DIRECTIONS FOR THIS TASK
Restate the full set of records exactly, word for word.

══ AVAILABLE DATA

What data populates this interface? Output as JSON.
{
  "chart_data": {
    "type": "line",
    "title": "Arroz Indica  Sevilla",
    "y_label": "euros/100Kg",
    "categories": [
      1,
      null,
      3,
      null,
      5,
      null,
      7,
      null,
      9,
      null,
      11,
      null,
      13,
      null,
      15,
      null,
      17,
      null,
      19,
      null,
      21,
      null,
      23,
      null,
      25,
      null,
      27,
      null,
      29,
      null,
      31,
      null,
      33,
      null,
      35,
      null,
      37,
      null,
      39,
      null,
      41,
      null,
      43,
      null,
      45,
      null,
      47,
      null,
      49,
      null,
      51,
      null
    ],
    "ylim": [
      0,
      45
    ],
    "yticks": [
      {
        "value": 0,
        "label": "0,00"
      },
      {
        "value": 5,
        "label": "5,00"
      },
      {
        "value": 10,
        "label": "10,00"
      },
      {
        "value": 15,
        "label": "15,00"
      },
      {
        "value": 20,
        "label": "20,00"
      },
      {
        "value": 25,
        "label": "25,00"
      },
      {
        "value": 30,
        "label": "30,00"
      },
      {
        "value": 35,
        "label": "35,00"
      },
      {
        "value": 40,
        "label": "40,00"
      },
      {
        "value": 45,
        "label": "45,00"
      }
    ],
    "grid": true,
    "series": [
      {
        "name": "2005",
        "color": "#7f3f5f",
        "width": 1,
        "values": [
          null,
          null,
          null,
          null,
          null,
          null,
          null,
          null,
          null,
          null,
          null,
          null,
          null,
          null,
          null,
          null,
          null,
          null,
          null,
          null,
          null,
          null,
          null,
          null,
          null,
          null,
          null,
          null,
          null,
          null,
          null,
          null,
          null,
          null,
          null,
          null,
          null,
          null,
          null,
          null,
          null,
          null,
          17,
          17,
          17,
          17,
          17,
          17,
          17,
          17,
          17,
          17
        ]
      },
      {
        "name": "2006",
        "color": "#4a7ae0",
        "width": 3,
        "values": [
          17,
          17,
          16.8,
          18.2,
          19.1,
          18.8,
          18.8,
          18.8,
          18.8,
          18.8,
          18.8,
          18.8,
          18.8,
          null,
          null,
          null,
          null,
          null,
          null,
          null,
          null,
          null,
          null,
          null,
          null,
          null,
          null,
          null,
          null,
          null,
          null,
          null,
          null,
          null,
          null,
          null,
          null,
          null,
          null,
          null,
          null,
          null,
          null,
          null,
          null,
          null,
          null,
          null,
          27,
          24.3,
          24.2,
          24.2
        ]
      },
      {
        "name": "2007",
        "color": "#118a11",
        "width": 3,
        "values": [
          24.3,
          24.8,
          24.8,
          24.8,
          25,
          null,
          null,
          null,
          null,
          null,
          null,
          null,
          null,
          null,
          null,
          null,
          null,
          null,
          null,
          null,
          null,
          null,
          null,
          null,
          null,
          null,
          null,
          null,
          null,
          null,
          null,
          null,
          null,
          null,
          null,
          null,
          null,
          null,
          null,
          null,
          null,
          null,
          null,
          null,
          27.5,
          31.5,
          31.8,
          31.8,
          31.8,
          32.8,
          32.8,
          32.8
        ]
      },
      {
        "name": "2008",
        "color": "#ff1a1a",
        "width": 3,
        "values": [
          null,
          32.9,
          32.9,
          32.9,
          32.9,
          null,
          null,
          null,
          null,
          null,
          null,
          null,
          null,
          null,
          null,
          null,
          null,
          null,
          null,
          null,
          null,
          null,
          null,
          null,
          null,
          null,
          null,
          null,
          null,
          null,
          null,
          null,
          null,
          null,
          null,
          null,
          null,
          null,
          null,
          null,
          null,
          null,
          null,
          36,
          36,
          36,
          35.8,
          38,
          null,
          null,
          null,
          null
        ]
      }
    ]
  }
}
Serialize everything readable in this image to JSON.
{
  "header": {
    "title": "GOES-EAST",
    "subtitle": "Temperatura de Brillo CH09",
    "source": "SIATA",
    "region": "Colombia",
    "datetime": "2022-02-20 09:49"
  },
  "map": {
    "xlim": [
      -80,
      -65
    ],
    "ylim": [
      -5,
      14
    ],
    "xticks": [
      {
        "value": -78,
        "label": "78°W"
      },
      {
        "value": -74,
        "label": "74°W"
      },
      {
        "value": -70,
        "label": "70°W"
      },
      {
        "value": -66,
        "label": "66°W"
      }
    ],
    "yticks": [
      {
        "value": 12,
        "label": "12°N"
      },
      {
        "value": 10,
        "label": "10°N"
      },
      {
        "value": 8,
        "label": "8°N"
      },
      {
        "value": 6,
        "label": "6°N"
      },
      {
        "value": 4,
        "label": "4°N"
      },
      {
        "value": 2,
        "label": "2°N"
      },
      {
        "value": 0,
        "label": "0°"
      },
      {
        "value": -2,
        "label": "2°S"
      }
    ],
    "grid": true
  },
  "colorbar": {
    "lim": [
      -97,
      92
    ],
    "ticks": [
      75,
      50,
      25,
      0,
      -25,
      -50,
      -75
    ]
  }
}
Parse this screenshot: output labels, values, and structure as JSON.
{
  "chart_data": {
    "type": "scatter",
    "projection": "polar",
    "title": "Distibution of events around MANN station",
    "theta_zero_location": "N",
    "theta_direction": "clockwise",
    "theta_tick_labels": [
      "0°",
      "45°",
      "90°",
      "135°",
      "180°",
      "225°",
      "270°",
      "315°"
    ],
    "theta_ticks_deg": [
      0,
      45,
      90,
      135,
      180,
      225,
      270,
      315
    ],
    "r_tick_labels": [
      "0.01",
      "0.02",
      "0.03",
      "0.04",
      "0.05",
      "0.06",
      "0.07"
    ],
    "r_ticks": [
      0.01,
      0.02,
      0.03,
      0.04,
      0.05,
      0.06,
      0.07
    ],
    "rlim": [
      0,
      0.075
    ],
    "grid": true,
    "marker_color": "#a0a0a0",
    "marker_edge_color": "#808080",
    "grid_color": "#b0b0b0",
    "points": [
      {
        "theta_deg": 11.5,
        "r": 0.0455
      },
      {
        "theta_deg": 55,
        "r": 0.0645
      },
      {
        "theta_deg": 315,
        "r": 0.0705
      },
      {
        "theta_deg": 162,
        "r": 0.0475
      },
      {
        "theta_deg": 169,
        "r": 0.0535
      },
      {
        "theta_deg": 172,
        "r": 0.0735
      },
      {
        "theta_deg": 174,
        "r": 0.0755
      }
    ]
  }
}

════

OUTPUT FOR THIS TASK
What data populates this interface? Output as JSON.
{
  "chart_data": {
    "type": "line",
    "title": "Arroz Indica  Sevilla",
    "y_label": "euros/100Kg",
    "categories": [
      1,
      null,
      3,
      null,
      5,
      null,
      7,
      null,
      9,
      null,
      11,
      null,
      13,
      null,
      15,
      null,
      17,
      null,
      19,
      null,
      21,
      null,
      23,
      null,
      25,
      null,
      27,
      null,
      29,
      null,
      31,
      null,
      33,
      null,
      35,
      null,
      37,
      null,
      39,
      null,
      41,
      null,
      43,
      null,
      45,
      null,
      47,
      null,
      49,
      null,
      51,
      null
    ],
    "ylim": [
      0,
      45
    ],
    "yticks": [
      {
        "value": 0,
        "label": "0,00"
      },
      {
        "value": 5,
        "label": "5,00"
      },
      {
        "value": 10,
        "label": "10,00"
      },
      {
        "value": 15,
        "label": "15,00"
      },
      {
        "value": 20,
        "label": "20,00"
      },
      {
        "value": 25,
        "label": "25,00"
      },
      {
        "value": 30,
        "label": "30,00"
      },
      {
        "value": 35,
        "label": "35,00"
      },
      {
        "value": 40,
        "label": "40,00"
      },
      {
        "value": 45,
        "label": "45,00"
      }
    ],
    "grid": true,
    "series": [
      {
        "name": "2005",
        "color": "#7f3f5f",
        "width": 1,
        "values": [
          null,
          null,
          null,
          null,
          null,
          null,
          null,
          null,
          null,
          null,
          null,
          null,
          null,
          null,
          null,
          null,
          null,
          null,
          null,
          null,
          null,
          null,
          null,
          null,
          null,
          null,
          null,
          null,
          null,
          null,
          null,
          null,
          null,
          null,
          null,
          null,
          null,
          null,
          null,
          null,
          null,
          null,
          17,
          17,
          17,
          17,
          17,
          17,
          17,
          17,
          17,
          17
        ]
      },
      {
        "name": "2006",
        "color": "#4a7ae0",
        "width": 3,
        "values": [
          17,
          17,
          16.8,
          18.2,
          19.1,
          18.8,
          18.8,
          18.8,
          18.8,
          18.8,
          18.8,
          18.8,
          18.8,
          null,
          null,
          null,
          null,
          null,
          null,
          null,
          null,
          null,
          null,
          null,
          null,
          null,
          null,
          null,
          null,
          null,
          null,
          null,
          null,
          null,
          null,
          null,
          null,
          null,
          null,
          null,
          null,
          null,
          null,
          null,
          null,
          null,
          null,
          null,
          27,
          24.3,
          24.2,
          24.2
        ]
      },
      {
        "name": "2007",
        "color": "#118a11",
        "width": 3,
        "values": [
          24.3,
          24.8,
          24.8,
          24.8,
          25,
          null,
          null,
          null,
          null,
          null,
          null,
          null,
          null,
          null,
          null,
          null,
          null,
          null,
          null,
          null,
          null,
          null,
          null,
          null,
          null,
          null,
          null,
          null,
          null,
          null,
          null,
          null,
          null,
          null,
          null,
          null,
          null,
          null,
          null,
          null,
          null,
          null,
          null,
          null,
          27.5,
          31.5,
          31.8,
          31.8,
          31.8,
          32.8,
          32.8,
          32.8
        ]
      },
      {
        "name": "2008",
        "color": "#ff1a1a",
        "width": 3,
        "values": [
          null,
          32.9,
          32.9,
          32.9,
          32.9,
          null,
          null,
          null,
          null,
          null,
          null,
          null,
          null,
          null,
          null,
          null,
          null,
          null,
          null,
          null,
          null,
          null,
          null,
          null,
          null,
          null,
          null,
          null,
          null,
          null,
          null,
          null,
          null,
          null,
          null,
          null,
          null,
          null,
          null,
          null,
          null,
          null,
          null,
          36,
          36,
          36,
          35.8,
          38,
          null,
          null,
          null,
          null
        ]
      }
    ]
  }
}
Serialize everything readable in this image to JSON.
{
  "header": {
    "title": "GOES-EAST",
    "subtitle": "Temperatura de Brillo CH09",
    "source": "SIATA",
    "region": "Colombia",
    "datetime": "2022-02-20 09:49"
  },
  "map": {
    "xlim": [
      -80,
      -65
    ],
    "ylim": [
      -5,
      14
    ],
    "xticks": [
      {
        "value": -78,
        "label": "78°W"
      },
      {
        "value": -74,
        "label": "74°W"
      },
      {
        "value": -70,
        "label": "70°W"
      },
      {
        "value": -66,
        "label": "66°W"
      }
    ],
    "yticks": [
      {
        "value": 12,
        "label": "12°N"
      },
      {
        "value": 10,
        "label": "10°N"
      },
      {
        "value": 8,
        "label": "8°N"
      },
      {
        "value": 6,
        "label": "6°N"
      },
      {
        "value": 4,
        "label": "4°N"
      },
      {
        "value": 2,
        "label": "2°N"
      },
      {
        "value": 0,
        "label": "0°"
      },
      {
        "value": -2,
        "label": "2°S"
      }
    ],
    "grid": true
  },
  "colorbar": {
    "lim": [
      -97,
      92
    ],
    "ticks": [
      75,
      50,
      25,
      0,
      -25,
      -50,
      -75
    ]
  }
}
Parse this screenshot: output labels, values, and structure as JSON.
{
  "chart_data": {
    "type": "scatter",
    "projection": "polar",
    "title": "Distibution of events around MANN station",
    "theta_zero_location": "N",
    "theta_direction": "clockwise",
    "theta_tick_labels": [
      "0°",
      "45°",
      "90°",
      "135°",
      "180°",
      "225°",
      "270°",
      "315°"
    ],
    "theta_ticks_deg": [
      0,
      45,
      90,
      135,
      180,
      225,
      270,
      315
    ],
    "r_tick_labels": [
      "0.01",
      "0.02",
      "0.03",
      "0.04",
      "0.05",
      "0.06",
      "0.07"
    ],
    "r_ticks": [
      0.01,
      0.02,
      0.03,
      0.04,
      0.05,
      0.06,
      0.07
    ],
    "rlim": [
      0,
      0.075
    ],
    "grid": true,
    "marker_color": "#a0a0a0",
    "marker_edge_color": "#808080",
    "grid_color": "#b0b0b0",
    "points": [
      {
        "theta_deg": 11.5,
        "r": 0.0455
      },
      {
        "theta_deg": 55,
        "r": 0.0645
      },
      {
        "theta_deg": 315,
        "r": 0.0705
      },
      {
        "theta_deg": 162,
        "r": 0.0475
      },
      {
        "theta_deg": 169,
        "r": 0.0535
      },
      {
        "theta_deg": 172,
        "r": 0.0735
      },
      {
        "theta_deg": 174,
        "r": 0.0755
      }
    ]
  }
}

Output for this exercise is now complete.